Give the number of lines that contain the string "name", please, and nothing else.

--- start RECORDS SUPPLIED ---

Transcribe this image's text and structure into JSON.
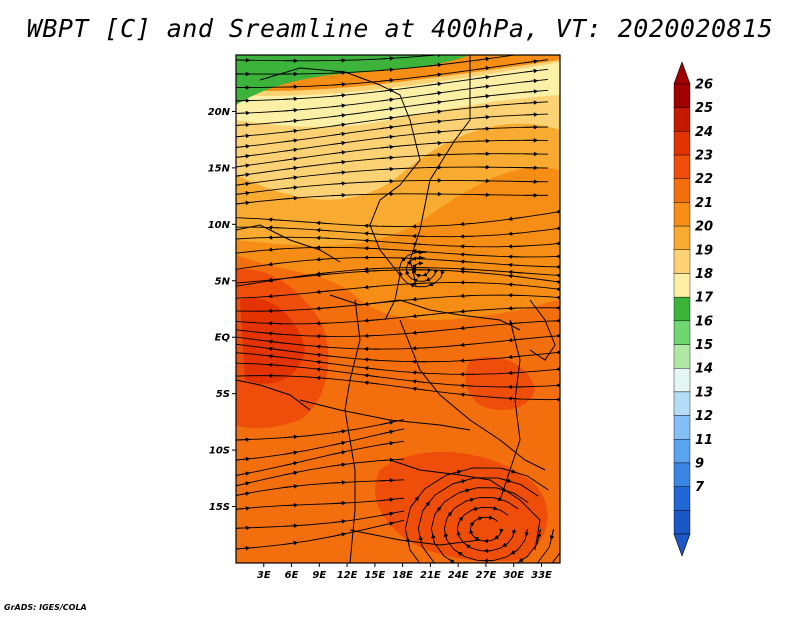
{
  "title": "WBPT [C] and Sreamline at 400hPa, VT: 2020020815",
  "credit": "GrADS: IGES/COLA",
  "map": {
    "lon_range": [
      0,
      35
    ],
    "lat_range": [
      -20,
      25
    ],
    "lat_labels": [
      "20N",
      "15N",
      "10N",
      "5N",
      "EQ",
      "5S",
      "10S",
      "15S"
    ],
    "lat_values": [
      20,
      15,
      10,
      5,
      0,
      -5,
      -10,
      -15
    ],
    "lon_labels": [
      "3E",
      "6E",
      "9E",
      "12E",
      "15E",
      "18E",
      "21E",
      "24E",
      "27E",
      "30E",
      "33E"
    ],
    "lon_values": [
      3,
      6,
      9,
      12,
      15,
      18,
      21,
      24,
      27,
      30,
      33
    ]
  },
  "colorbar": {
    "levels": [
      "26",
      "25",
      "24",
      "23",
      "22",
      "21",
      "20",
      "19",
      "18",
      "17",
      "16",
      "15",
      "14",
      "13",
      "12",
      "11",
      "9",
      "7"
    ],
    "colors": [
      "#a00000",
      "#c41b00",
      "#e23300",
      "#ef4e0a",
      "#f36f0e",
      "#f68e16",
      "#f8ab30",
      "#fcd274",
      "#fbf0a6",
      "#3cb43c",
      "#70d66f",
      "#aee8a3",
      "#e4f6f4",
      "#b3dcf7",
      "#83bff4",
      "#5aa3ee",
      "#3b85e4",
      "#2167d6",
      "#1c57c8"
    ],
    "top_color": "#a00000",
    "bottom_color": "#1c57c8"
  },
  "regions": {
    "green_band": "#3cb43c",
    "yellow_light": "#fbf0a6",
    "yellow": "#fcd274",
    "light_orange": "#f8ab30",
    "orange": "#f68e16",
    "dark_orange": "#f36f0e",
    "red_orange": "#ef4e0a",
    "red": "#e23300"
  }
}
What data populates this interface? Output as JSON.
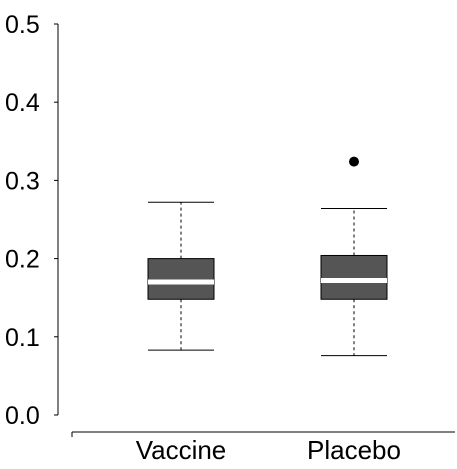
{
  "chart_data": {
    "type": "boxplot",
    "title": "",
    "xlabel": "",
    "ylabel": "",
    "ylim": [
      0.0,
      0.5
    ],
    "y_ticks": [
      0.0,
      0.1,
      0.2,
      0.3,
      0.4,
      0.5
    ],
    "y_tick_labels": [
      "0.0",
      "0.1",
      "0.2",
      "0.3",
      "0.4",
      "0.5"
    ],
    "categories": [
      "Vaccine",
      "Placebo"
    ],
    "boxes": [
      {
        "category": "Vaccine",
        "whisker_low": 0.083,
        "q1": 0.148,
        "median": 0.17,
        "q3": 0.2,
        "whisker_high": 0.272,
        "outliers": []
      },
      {
        "category": "Placebo",
        "whisker_low": 0.076,
        "q1": 0.148,
        "median": 0.172,
        "q3": 0.204,
        "whisker_high": 0.264,
        "outliers": [
          0.324
        ]
      }
    ],
    "colors": {
      "box_fill": "#555555",
      "median_line": "#ffffff",
      "whisker": "#000000",
      "outlier": "#000000",
      "axis": "#000000"
    },
    "grid": false,
    "legend": "none"
  }
}
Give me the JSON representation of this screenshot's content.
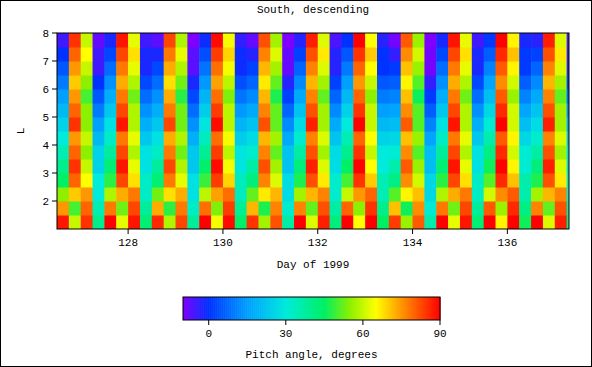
{
  "chart_data": {
    "type": "heatmap",
    "title": "South, descending",
    "x_label": "Day of 1999",
    "y_label": "L",
    "xlim": [
      126.5,
      137.3
    ],
    "ylim": [
      1,
      8
    ],
    "xticks": [
      128,
      130,
      132,
      134,
      136
    ],
    "yticks": [
      2,
      3,
      4,
      5,
      6,
      7,
      8
    ],
    "colorbar_label": "Pitch angle, degrees",
    "colorbar_range": [
      -10,
      90
    ],
    "colorbar_ticks": [
      0,
      30,
      60,
      90
    ],
    "x": [
      126.625,
      126.875,
      127.125,
      127.375,
      127.625,
      127.875,
      128.125,
      128.375,
      128.625,
      128.875,
      129.125,
      129.375,
      129.625,
      129.875,
      130.125,
      130.375,
      130.625,
      130.875,
      131.125,
      131.375,
      131.625,
      131.875,
      132.125,
      132.375,
      132.625,
      132.875,
      133.125,
      133.375,
      133.625,
      133.875,
      134.125,
      134.375,
      134.625,
      134.875,
      135.125,
      135.375,
      135.625,
      135.875,
      136.125,
      136.375,
      136.625,
      136.875,
      137.125,
      137.375
    ],
    "y": [
      1.25,
      1.75,
      2.25,
      2.75,
      3.25,
      3.75,
      4.25,
      4.75,
      5.25,
      5.75,
      6.25,
      6.75,
      7.25,
      7.75
    ],
    "values": [
      [
        88,
        60,
        85,
        40,
        90,
        63,
        88,
        43,
        86,
        58,
        83,
        38,
        90,
        64,
        89,
        44,
        85,
        57,
        82,
        37,
        90,
        62,
        87,
        42,
        90,
        65,
        90,
        45,
        84,
        56,
        81,
        36,
        90,
        63,
        88,
        43,
        90,
        66,
        90,
        46,
        90,
        62,
        87,
        42
      ],
      [
        75,
        50,
        80,
        35,
        78,
        53,
        83,
        38,
        73,
        48,
        78,
        33,
        79,
        54,
        84,
        39,
        72,
        47,
        77,
        32,
        77,
        52,
        82,
        37,
        80,
        55,
        85,
        40,
        71,
        46,
        76,
        31,
        78,
        53,
        83,
        38,
        81,
        56,
        86,
        41,
        77,
        52,
        82,
        37
      ],
      [
        55,
        70,
        75,
        30,
        58,
        73,
        78,
        33,
        53,
        68,
        73,
        28,
        59,
        74,
        79,
        34,
        52,
        67,
        72,
        27,
        57,
        72,
        77,
        32,
        60,
        75,
        80,
        35,
        51,
        66,
        71,
        26,
        58,
        73,
        78,
        33,
        61,
        76,
        81,
        36,
        57,
        72,
        77,
        32
      ],
      [
        45,
        80,
        65,
        30,
        48,
        83,
        68,
        33,
        43,
        78,
        63,
        28,
        49,
        84,
        69,
        34,
        42,
        77,
        62,
        27,
        47,
        82,
        67,
        32,
        50,
        85,
        70,
        35,
        41,
        76,
        61,
        26,
        48,
        83,
        68,
        33,
        51,
        86,
        71,
        36,
        47,
        82,
        67,
        32
      ],
      [
        40,
        85,
        60,
        25,
        43,
        88,
        63,
        28,
        38,
        83,
        58,
        23,
        44,
        89,
        64,
        29,
        37,
        82,
        57,
        22,
        42,
        87,
        62,
        27,
        45,
        90,
        65,
        30,
        36,
        81,
        56,
        21,
        43,
        88,
        63,
        28,
        46,
        90,
        66,
        31,
        42,
        87,
        62,
        27
      ],
      [
        35,
        80,
        55,
        25,
        38,
        83,
        58,
        28,
        33,
        78,
        53,
        23,
        39,
        84,
        59,
        29,
        32,
        77,
        52,
        22,
        37,
        82,
        57,
        27,
        40,
        85,
        60,
        30,
        31,
        76,
        51,
        21,
        38,
        83,
        58,
        28,
        41,
        86,
        61,
        31,
        37,
        82,
        57,
        27
      ],
      [
        30,
        75,
        60,
        20,
        33,
        78,
        63,
        23,
        28,
        73,
        58,
        18,
        34,
        79,
        64,
        24,
        27,
        72,
        57,
        17,
        32,
        77,
        62,
        22,
        35,
        80,
        65,
        25,
        26,
        71,
        56,
        16,
        33,
        78,
        63,
        23,
        36,
        81,
        66,
        26,
        32,
        77,
        62,
        22
      ],
      [
        25,
        85,
        55,
        15,
        28,
        88,
        58,
        18,
        23,
        83,
        53,
        13,
        29,
        89,
        59,
        19,
        22,
        82,
        52,
        12,
        27,
        87,
        57,
        17,
        30,
        90,
        60,
        20,
        21,
        81,
        51,
        11,
        28,
        88,
        58,
        18,
        31,
        90,
        61,
        21,
        27,
        87,
        57,
        17
      ],
      [
        20,
        80,
        55,
        10,
        23,
        83,
        58,
        13,
        18,
        78,
        53,
        8,
        24,
        84,
        59,
        14,
        17,
        77,
        52,
        7,
        22,
        82,
        57,
        12,
        25,
        85,
        60,
        15,
        16,
        76,
        51,
        6,
        23,
        83,
        58,
        13,
        26,
        86,
        61,
        16,
        22,
        82,
        57,
        12
      ],
      [
        15,
        75,
        50,
        5,
        18,
        78,
        53,
        8,
        13,
        73,
        48,
        3,
        19,
        79,
        54,
        9,
        12,
        72,
        47,
        2,
        17,
        77,
        52,
        7,
        20,
        80,
        55,
        10,
        11,
        71,
        46,
        1,
        18,
        78,
        53,
        8,
        21,
        81,
        56,
        11,
        17,
        77,
        52,
        7
      ],
      [
        10,
        70,
        55,
        0,
        13,
        73,
        58,
        3,
        8,
        68,
        53,
        -2,
        14,
        74,
        59,
        4,
        7,
        67,
        52,
        -3,
        12,
        72,
        57,
        2,
        15,
        75,
        60,
        5,
        6,
        66,
        51,
        -4,
        13,
        73,
        58,
        3,
        16,
        76,
        61,
        6,
        12,
        72,
        57,
        2
      ],
      [
        5,
        75,
        60,
        -5,
        8,
        78,
        63,
        -2,
        3,
        73,
        58,
        -7,
        9,
        79,
        64,
        -1,
        2,
        72,
        57,
        -8,
        7,
        77,
        62,
        -3,
        10,
        80,
        65,
        0,
        1,
        71,
        56,
        -9,
        8,
        78,
        63,
        -2,
        11,
        81,
        66,
        1,
        7,
        77,
        62,
        -3
      ],
      [
        0,
        80,
        65,
        -5,
        3,
        83,
        68,
        -2,
        -2,
        78,
        63,
        -7,
        4,
        84,
        69,
        -1,
        -3,
        77,
        62,
        -8,
        2,
        82,
        67,
        -3,
        5,
        85,
        70,
        0,
        -4,
        76,
        61,
        -9,
        3,
        83,
        68,
        -2,
        6,
        86,
        71,
        1,
        2,
        82,
        67,
        -3
      ],
      [
        -5,
        85,
        60,
        -8,
        -2,
        88,
        63,
        -5,
        -7,
        83,
        58,
        -10,
        -1,
        89,
        64,
        -4,
        -8,
        82,
        57,
        -10,
        -3,
        87,
        62,
        -6,
        0,
        90,
        65,
        -3,
        -9,
        81,
        56,
        -10,
        -2,
        88,
        63,
        -5,
        1,
        90,
        66,
        -2,
        -3,
        87,
        62,
        -6
      ]
    ]
  }
}
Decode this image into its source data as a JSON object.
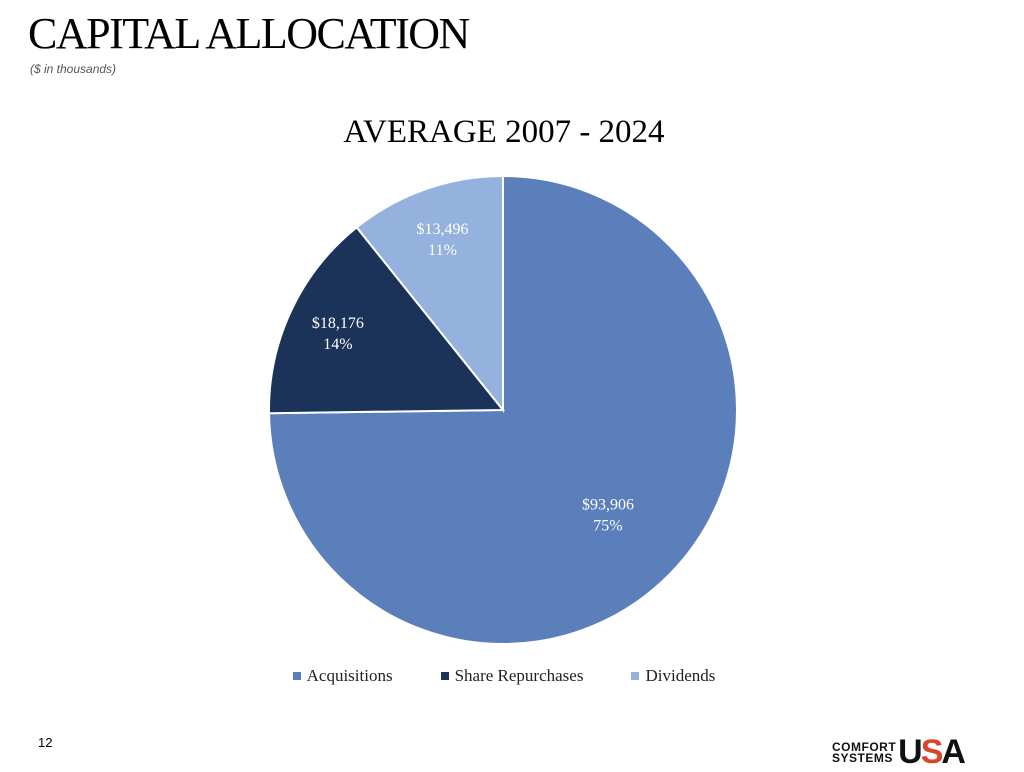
{
  "header": {
    "title": "CAPITAL ALLOCATION",
    "subtitle": "($ in thousands)"
  },
  "chart_data": {
    "type": "pie",
    "title": "AVERAGE 2007 - 2024",
    "start_angle": "top",
    "direction": "clockwise",
    "legend_position": "bottom",
    "slices": [
      {
        "name": "Acquisitions",
        "value": 93906,
        "value_label": "$93,906",
        "percent_label": "75%",
        "color": "#5b7fbb"
      },
      {
        "name": "Share Repurchases",
        "value": 18176,
        "value_label": "$18,176",
        "percent_label": "14%",
        "color": "#1c3359"
      },
      {
        "name": "Dividends",
        "value": 13496,
        "value_label": "$13,496",
        "percent_label": "11%",
        "color": "#95b1de"
      }
    ]
  },
  "footer": {
    "page_number": "12",
    "logo_text": "COMFORT SYSTEMS USA"
  }
}
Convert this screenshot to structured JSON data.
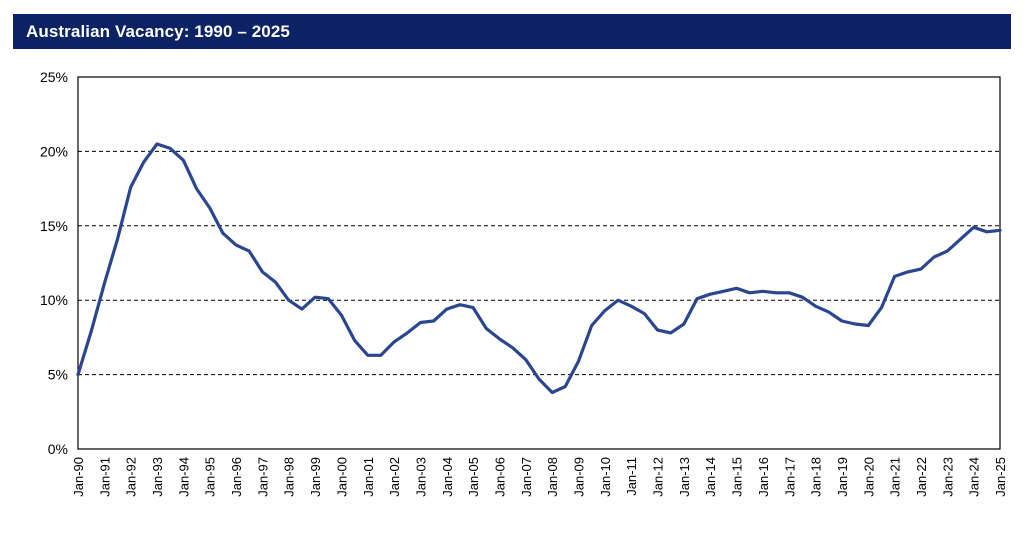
{
  "header": {
    "title": "Australian Vacancy: 1990 – 2025"
  },
  "colors": {
    "title_bar": "#0b2265",
    "line": "#2b4690",
    "grid": "#000000"
  },
  "chart_data": {
    "type": "line",
    "title": "Australian Vacancy: 1990 – 2025",
    "xlabel": "",
    "ylabel": "",
    "ylim": [
      0,
      25
    ],
    "yticks": [
      "0%",
      "5%",
      "10%",
      "15%",
      "20%",
      "25%"
    ],
    "ytick_values": [
      0,
      5,
      10,
      15,
      20,
      25
    ],
    "grid": "dashed horizontal",
    "legend": "none",
    "xticks": [
      "Jan-90",
      "Jan-91",
      "Jan-92",
      "Jan-93",
      "Jan-94",
      "Jan-95",
      "Jan-96",
      "Jan-97",
      "Jan-98",
      "Jan-99",
      "Jan-00",
      "Jan-01",
      "Jan-02",
      "Jan-03",
      "Jan-04",
      "Jan-05",
      "Jan-06",
      "Jan-07",
      "Jan-08",
      "Jan-09",
      "Jan-10",
      "Jan-11",
      "Jan-12",
      "Jan-13",
      "Jan-14",
      "Jan-15",
      "Jan-16",
      "Jan-17",
      "Jan-18",
      "Jan-19",
      "Jan-20",
      "Jan-21",
      "Jan-22",
      "Jan-23",
      "Jan-24",
      "Jan-25"
    ],
    "xrange": [
      "1990-01",
      "2025-01"
    ],
    "series": [
      {
        "x": [
          "1990-01",
          "1990-07",
          "1991-01",
          "1991-07",
          "1992-01",
          "1992-07",
          "1993-01",
          "1993-07",
          "1994-01",
          "1994-07",
          "1995-01",
          "1995-07",
          "1996-01",
          "1996-07",
          "1997-01",
          "1997-07",
          "1998-01",
          "1998-07",
          "1999-01",
          "1999-07",
          "2000-01",
          "2000-07",
          "2001-01",
          "2001-07",
          "2002-01",
          "2002-07",
          "2003-01",
          "2003-07",
          "2004-01",
          "2004-07",
          "2005-01",
          "2005-07",
          "2006-01",
          "2006-07",
          "2007-01",
          "2007-07",
          "2008-01",
          "2008-07",
          "2009-01",
          "2009-07",
          "2010-01",
          "2010-07",
          "2011-01",
          "2011-07",
          "2012-01",
          "2012-07",
          "2013-01",
          "2013-07",
          "2014-01",
          "2014-07",
          "2015-01",
          "2015-07",
          "2016-01",
          "2016-07",
          "2017-01",
          "2017-07",
          "2018-01",
          "2018-07",
          "2019-01",
          "2019-07",
          "2020-01",
          "2020-07",
          "2021-01",
          "2021-07",
          "2022-01",
          "2022-07",
          "2023-01",
          "2023-07",
          "2024-01",
          "2024-07",
          "2025-01"
        ],
        "values": [
          5.0,
          7.9,
          11.1,
          14.1,
          17.6,
          19.3,
          20.5,
          20.2,
          19.4,
          17.5,
          16.2,
          14.5,
          13.7,
          13.3,
          11.9,
          11.2,
          10.0,
          9.4,
          10.2,
          10.1,
          9.0,
          7.3,
          6.3,
          6.3,
          7.2,
          7.8,
          8.5,
          8.6,
          9.4,
          9.7,
          9.5,
          8.1,
          7.4,
          6.8,
          6.0,
          4.7,
          3.8,
          4.2,
          5.9,
          8.3,
          9.3,
          10.0,
          9.6,
          9.1,
          8.0,
          7.8,
          8.4,
          10.1,
          10.4,
          10.6,
          10.8,
          10.5,
          10.6,
          10.5,
          10.5,
          10.2,
          9.6,
          9.2,
          8.6,
          8.4,
          8.3,
          9.5,
          11.6,
          11.9,
          12.1,
          12.9,
          13.3,
          14.1,
          14.9,
          14.6,
          14.7
        ]
      }
    ]
  }
}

--- end RECORDS SUPPLIED ---

■ THE SOLUTION ■
3